Exercise details:
In the entries below, find the lines that contain the word "screenshot" and copy them.

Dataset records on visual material
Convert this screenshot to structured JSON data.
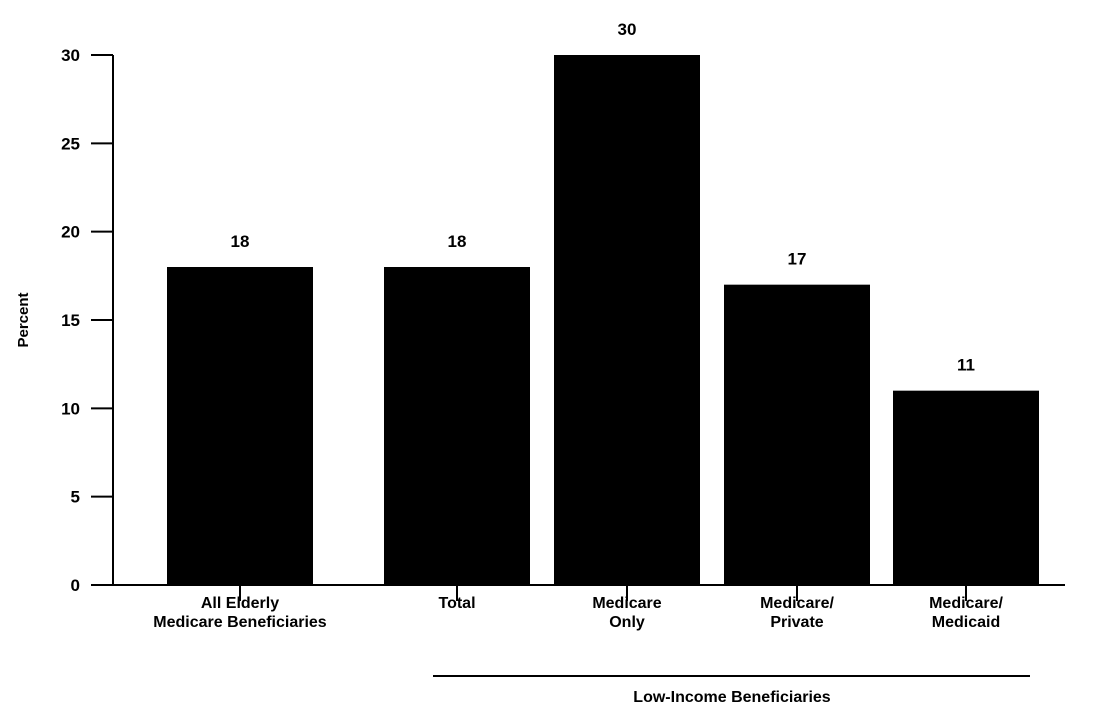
{
  "chart_data": {
    "type": "bar",
    "title": "",
    "xlabel": "",
    "ylabel": "Percent",
    "ylim": [
      0,
      30
    ],
    "yticks": [
      0,
      5,
      10,
      15,
      20,
      25,
      30
    ],
    "grid": false,
    "bar_color": "#000000",
    "categories": [
      [
        "All Elderly",
        "Medicare Beneficiaries"
      ],
      [
        "Total"
      ],
      [
        "Medicare",
        "Only"
      ],
      [
        "Medicare/",
        "Private"
      ],
      [
        "Medicare/",
        "Medicaid"
      ]
    ],
    "values": [
      18,
      18,
      30,
      17,
      11
    ],
    "data_labels": [
      "18",
      "18",
      "30",
      "17",
      "11"
    ],
    "group": {
      "label": "Low-Income Beneficiaries",
      "category_indices": [
        1,
        2,
        3,
        4
      ]
    }
  }
}
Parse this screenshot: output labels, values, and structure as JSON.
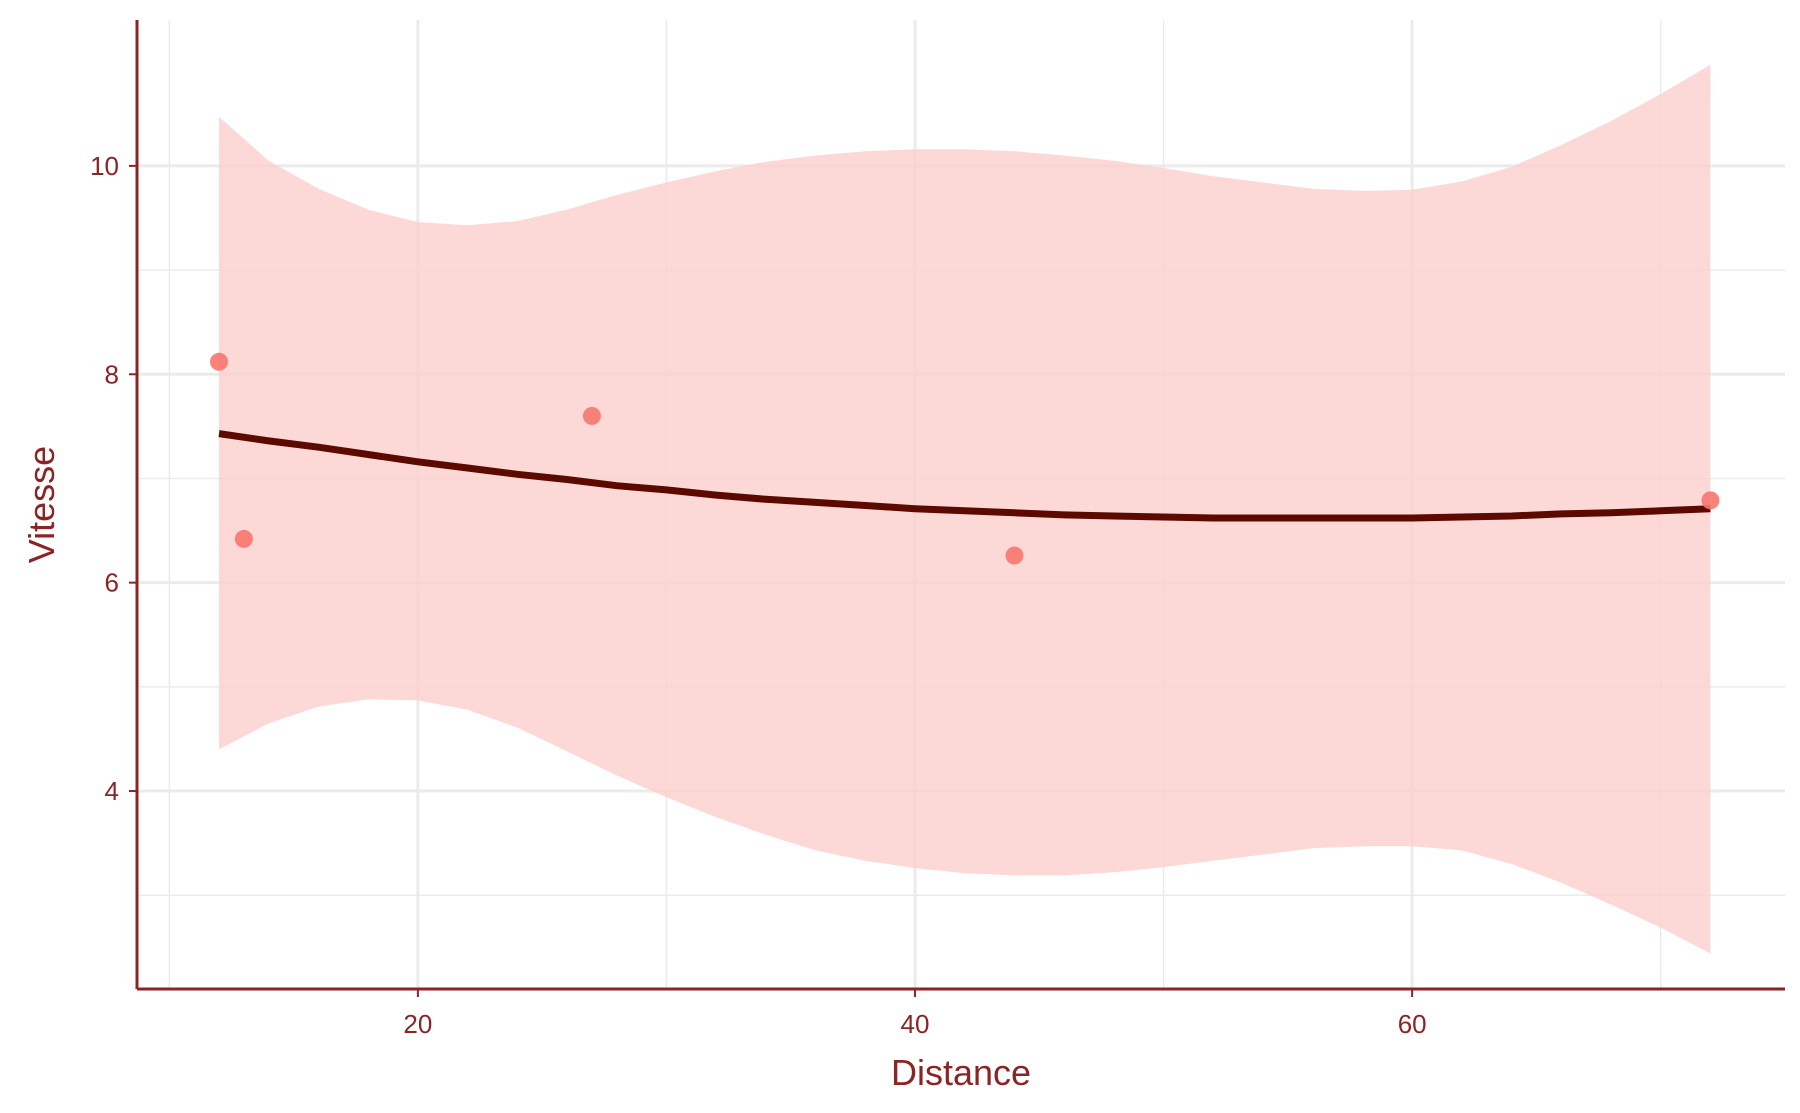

Response:
Convert this screenshot to structured JSON data.
Parse this screenshot: output labels, values, and structure as JSON.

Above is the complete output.